**Written request**
Count the lines below that contain the word "integrierten" and give only that number.

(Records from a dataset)
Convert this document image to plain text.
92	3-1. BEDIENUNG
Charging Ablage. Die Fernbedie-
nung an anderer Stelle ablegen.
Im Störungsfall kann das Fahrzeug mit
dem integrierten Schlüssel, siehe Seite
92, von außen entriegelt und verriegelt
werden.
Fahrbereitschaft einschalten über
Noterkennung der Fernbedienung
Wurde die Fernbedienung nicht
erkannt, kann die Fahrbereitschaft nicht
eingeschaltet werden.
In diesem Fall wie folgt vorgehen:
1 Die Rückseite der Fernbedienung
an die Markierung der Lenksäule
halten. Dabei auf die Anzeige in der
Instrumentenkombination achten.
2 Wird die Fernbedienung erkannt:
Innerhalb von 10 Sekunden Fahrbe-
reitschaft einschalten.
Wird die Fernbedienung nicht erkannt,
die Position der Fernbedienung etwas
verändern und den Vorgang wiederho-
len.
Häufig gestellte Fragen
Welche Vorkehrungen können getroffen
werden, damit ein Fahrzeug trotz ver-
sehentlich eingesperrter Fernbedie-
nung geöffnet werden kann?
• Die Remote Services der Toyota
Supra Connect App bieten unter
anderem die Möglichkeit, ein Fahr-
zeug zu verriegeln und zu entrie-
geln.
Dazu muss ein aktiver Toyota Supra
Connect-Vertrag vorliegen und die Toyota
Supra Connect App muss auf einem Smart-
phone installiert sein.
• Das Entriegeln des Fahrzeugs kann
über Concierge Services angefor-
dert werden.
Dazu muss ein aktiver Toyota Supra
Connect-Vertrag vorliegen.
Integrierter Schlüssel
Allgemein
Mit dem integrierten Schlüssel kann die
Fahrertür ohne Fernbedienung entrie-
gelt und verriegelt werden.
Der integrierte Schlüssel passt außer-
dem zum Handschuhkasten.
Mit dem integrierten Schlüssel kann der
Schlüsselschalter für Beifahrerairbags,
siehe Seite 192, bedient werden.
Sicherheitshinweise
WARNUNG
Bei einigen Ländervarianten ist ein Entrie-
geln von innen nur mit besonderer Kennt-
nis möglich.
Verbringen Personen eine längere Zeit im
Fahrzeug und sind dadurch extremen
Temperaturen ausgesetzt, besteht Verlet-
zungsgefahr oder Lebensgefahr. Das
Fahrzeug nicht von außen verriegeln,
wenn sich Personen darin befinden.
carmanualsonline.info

* * *

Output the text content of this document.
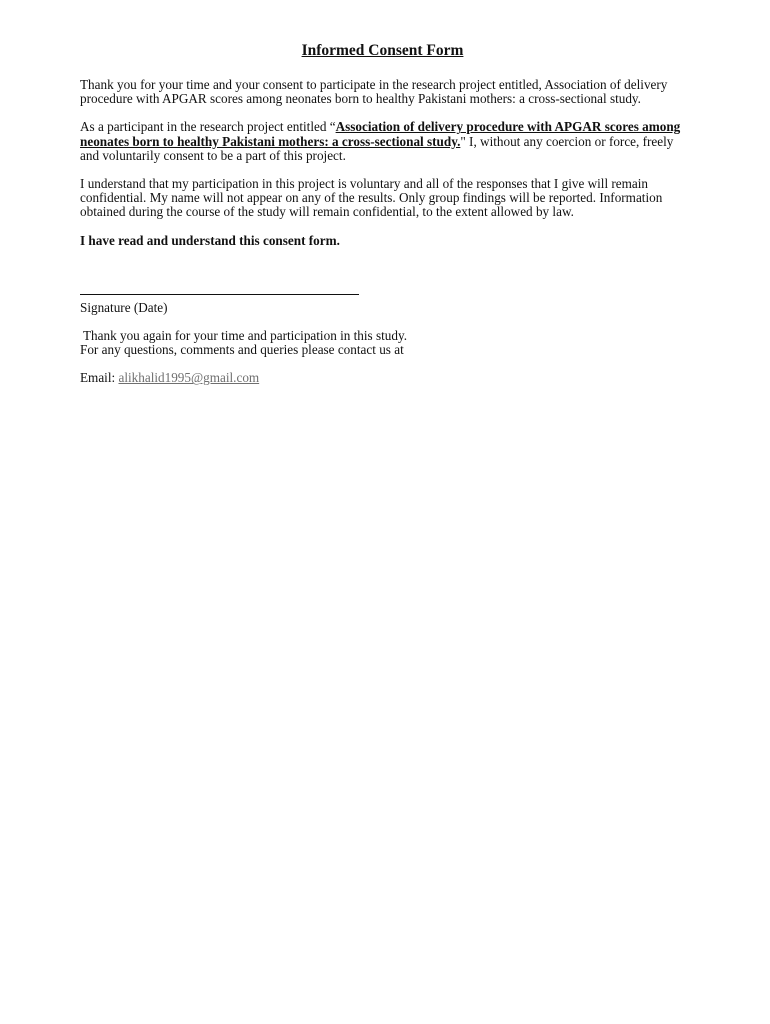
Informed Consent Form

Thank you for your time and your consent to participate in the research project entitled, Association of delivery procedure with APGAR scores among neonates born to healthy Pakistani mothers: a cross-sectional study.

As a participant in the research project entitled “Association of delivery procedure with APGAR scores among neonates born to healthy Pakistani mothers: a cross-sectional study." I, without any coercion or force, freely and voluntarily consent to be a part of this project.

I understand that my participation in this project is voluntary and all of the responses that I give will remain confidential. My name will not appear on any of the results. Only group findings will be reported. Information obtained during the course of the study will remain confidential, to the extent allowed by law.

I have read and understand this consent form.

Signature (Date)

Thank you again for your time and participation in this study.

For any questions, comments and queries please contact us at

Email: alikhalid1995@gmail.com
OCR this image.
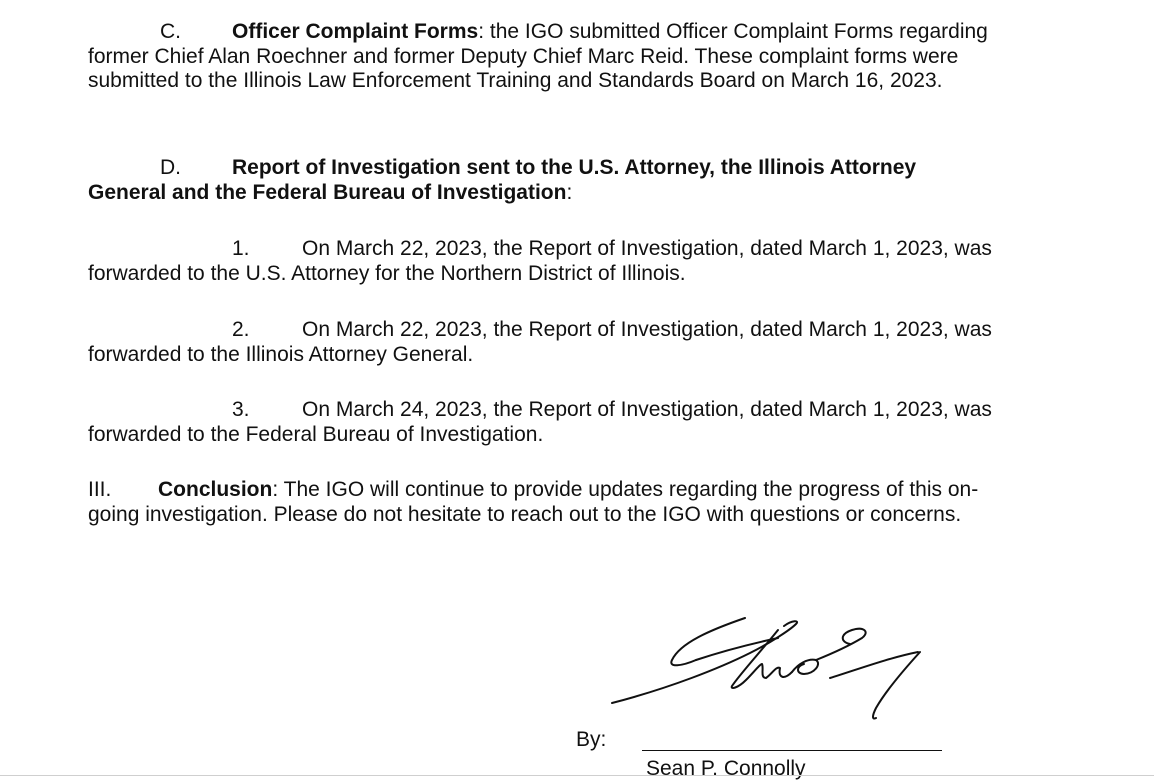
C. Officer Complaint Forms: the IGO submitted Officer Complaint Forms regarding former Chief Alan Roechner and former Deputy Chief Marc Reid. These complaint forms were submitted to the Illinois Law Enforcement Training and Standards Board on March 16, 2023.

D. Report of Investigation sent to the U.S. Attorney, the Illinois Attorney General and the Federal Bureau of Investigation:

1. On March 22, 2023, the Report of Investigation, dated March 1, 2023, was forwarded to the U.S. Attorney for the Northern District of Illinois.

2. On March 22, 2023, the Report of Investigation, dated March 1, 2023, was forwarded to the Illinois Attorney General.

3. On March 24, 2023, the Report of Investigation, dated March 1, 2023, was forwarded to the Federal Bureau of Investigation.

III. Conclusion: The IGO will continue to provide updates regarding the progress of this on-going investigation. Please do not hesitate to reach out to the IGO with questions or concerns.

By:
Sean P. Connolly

**Exercise solution**
3